- _Your goal_:
Repeat the listing in full, word for word.

- _Figure data in JSON_:
------------------------------

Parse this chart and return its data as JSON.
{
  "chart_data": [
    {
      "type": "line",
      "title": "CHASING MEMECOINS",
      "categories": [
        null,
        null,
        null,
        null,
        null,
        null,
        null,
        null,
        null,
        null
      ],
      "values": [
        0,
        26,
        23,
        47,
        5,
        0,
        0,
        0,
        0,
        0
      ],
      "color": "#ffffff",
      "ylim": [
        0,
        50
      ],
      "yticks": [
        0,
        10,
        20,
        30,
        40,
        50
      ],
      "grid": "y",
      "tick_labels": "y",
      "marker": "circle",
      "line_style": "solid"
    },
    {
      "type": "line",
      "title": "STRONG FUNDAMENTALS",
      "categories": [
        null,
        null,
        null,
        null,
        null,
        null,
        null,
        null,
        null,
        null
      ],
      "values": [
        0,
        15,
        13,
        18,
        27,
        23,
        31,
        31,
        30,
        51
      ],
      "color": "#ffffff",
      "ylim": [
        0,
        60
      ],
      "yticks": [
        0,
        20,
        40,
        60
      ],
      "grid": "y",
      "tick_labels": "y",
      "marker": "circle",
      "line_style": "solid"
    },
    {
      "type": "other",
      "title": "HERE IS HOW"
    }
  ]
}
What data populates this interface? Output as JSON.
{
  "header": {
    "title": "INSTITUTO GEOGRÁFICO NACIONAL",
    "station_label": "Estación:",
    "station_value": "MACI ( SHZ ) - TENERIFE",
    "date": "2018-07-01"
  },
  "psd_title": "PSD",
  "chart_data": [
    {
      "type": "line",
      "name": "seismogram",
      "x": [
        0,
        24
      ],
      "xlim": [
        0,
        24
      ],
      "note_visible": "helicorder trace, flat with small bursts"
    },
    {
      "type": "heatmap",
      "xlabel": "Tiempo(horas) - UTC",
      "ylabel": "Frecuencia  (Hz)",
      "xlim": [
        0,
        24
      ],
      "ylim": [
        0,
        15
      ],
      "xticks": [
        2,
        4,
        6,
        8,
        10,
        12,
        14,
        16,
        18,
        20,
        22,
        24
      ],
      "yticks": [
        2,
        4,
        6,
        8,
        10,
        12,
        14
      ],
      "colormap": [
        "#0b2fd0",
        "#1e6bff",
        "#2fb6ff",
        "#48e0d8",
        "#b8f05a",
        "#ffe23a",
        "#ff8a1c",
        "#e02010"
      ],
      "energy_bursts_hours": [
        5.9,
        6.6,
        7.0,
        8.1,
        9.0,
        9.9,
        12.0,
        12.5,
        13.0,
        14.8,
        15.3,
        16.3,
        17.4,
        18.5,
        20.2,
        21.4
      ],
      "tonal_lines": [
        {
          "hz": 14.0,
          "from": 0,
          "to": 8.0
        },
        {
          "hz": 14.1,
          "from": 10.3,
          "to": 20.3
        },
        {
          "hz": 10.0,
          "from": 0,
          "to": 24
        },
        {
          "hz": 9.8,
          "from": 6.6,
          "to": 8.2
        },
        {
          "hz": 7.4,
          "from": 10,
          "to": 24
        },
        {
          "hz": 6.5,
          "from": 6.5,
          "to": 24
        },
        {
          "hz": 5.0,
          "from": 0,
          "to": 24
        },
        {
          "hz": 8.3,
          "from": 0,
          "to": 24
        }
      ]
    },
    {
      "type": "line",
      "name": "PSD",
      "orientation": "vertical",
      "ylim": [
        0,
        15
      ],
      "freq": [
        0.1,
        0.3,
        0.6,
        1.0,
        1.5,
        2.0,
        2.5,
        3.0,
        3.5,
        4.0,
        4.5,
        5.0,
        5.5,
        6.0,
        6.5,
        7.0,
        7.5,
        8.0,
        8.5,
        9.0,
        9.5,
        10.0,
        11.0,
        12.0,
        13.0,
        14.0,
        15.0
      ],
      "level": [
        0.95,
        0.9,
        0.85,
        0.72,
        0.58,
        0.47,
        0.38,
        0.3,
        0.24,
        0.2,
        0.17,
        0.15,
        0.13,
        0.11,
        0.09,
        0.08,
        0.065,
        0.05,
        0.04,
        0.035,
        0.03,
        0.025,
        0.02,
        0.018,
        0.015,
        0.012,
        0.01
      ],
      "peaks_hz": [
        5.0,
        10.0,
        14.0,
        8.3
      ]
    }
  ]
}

------------------------------

- _Result_:
Parse this chart and return its data as JSON.
{
  "chart_data": [
    {
      "type": "line",
      "title": "CHASING MEMECOINS",
      "categories": [
        null,
        null,
        null,
        null,
        null,
        null,
        null,
        null,
        null,
        null
      ],
      "values": [
        0,
        26,
        23,
        47,
        5,
        0,
        0,
        0,
        0,
        0
      ],
      "color": "#ffffff",
      "ylim": [
        0,
        50
      ],
      "yticks": [
        0,
        10,
        20,
        30,
        40,
        50
      ],
      "grid": "y",
      "tick_labels": "y",
      "marker": "circle",
      "line_style": "solid"
    },
    {
      "type": "line",
      "title": "STRONG FUNDAMENTALS",
      "categories": [
        null,
        null,
        null,
        null,
        null,
        null,
        null,
        null,
        null,
        null
      ],
      "values": [
        0,
        15,
        13,
        18,
        27,
        23,
        31,
        31,
        30,
        51
      ],
      "color": "#ffffff",
      "ylim": [
        0,
        60
      ],
      "yticks": [
        0,
        20,
        40,
        60
      ],
      "grid": "y",
      "tick_labels": "y",
      "marker": "circle",
      "line_style": "solid"
    },
    {
      "type": "other",
      "title": "HERE IS HOW"
    }
  ]
}
What data populates this interface? Output as JSON.
{
  "header": {
    "title": "INSTITUTO GEOGRÁFICO NACIONAL",
    "station_label": "Estación:",
    "station_value": "MACI ( SHZ ) - TENERIFE",
    "date": "2018-07-01"
  },
  "psd_title": "PSD",
  "chart_data": [
    {
      "type": "line",
      "name": "seismogram",
      "x": [
        0,
        24
      ],
      "xlim": [
        0,
        24
      ],
      "note_visible": "helicorder trace, flat with small bursts"
    },
    {
      "type": "heatmap",
      "xlabel": "Tiempo(horas) - UTC",
      "ylabel": "Frecuencia  (Hz)",
      "xlim": [
        0,
        24
      ],
      "ylim": [
        0,
        15
      ],
      "xticks": [
        2,
        4,
        6,
        8,
        10,
        12,
        14,
        16,
        18,
        20,
        22,
        24
      ],
      "yticks": [
        2,
        4,
        6,
        8,
        10,
        12,
        14
      ],
      "colormap": [
        "#0b2fd0",
        "#1e6bff",
        "#2fb6ff",
        "#48e0d8",
        "#b8f05a",
        "#ffe23a",
        "#ff8a1c",
        "#e02010"
      ],
      "energy_bursts_hours": [
        5.9,
        6.6,
        7.0,
        8.1,
        9.0,
        9.9,
        12.0,
        12.5,
        13.0,
        14.8,
        15.3,
        16.3,
        17.4,
        18.5,
        20.2,
        21.4
      ],
      "tonal_lines": [
        {
          "hz": 14.0,
          "from": 0,
          "to": 8.0
        },
        {
          "hz": 14.1,
          "from": 10.3,
          "to": 20.3
        },
        {
          "hz": 10.0,
          "from": 0,
          "to": 24
        },
        {
          "hz": 9.8,
          "from": 6.6,
          "to": 8.2
        },
        {
          "hz": 7.4,
          "from": 10,
          "to": 24
        },
        {
          "hz": 6.5,
          "from": 6.5,
          "to": 24
        },
        {
          "hz": 5.0,
          "from": 0,
          "to": 24
        },
        {
          "hz": 8.3,
          "from": 0,
          "to": 24
        }
      ]
    },
    {
      "type": "line",
      "name": "PSD",
      "orientation": "vertical",
      "ylim": [
        0,
        15
      ],
      "freq": [
        0.1,
        0.3,
        0.6,
        1.0,
        1.5,
        2.0,
        2.5,
        3.0,
        3.5,
        4.0,
        4.5,
        5.0,
        5.5,
        6.0,
        6.5,
        7.0,
        7.5,
        8.0,
        8.5,
        9.0,
        9.5,
        10.0,
        11.0,
        12.0,
        13.0,
        14.0,
        15.0
      ],
      "level": [
        0.95,
        0.9,
        0.85,
        0.72,
        0.58,
        0.47,
        0.38,
        0.3,
        0.24,
        0.2,
        0.17,
        0.15,
        0.13,
        0.11,
        0.09,
        0.08,
        0.065,
        0.05,
        0.04,
        0.035,
        0.03,
        0.025,
        0.02,
        0.018,
        0.015,
        0.012,
        0.01
      ],
      "peaks_hz": [
        5.0,
        10.0,
        14.0,
        8.3
      ]
    }
  ]
}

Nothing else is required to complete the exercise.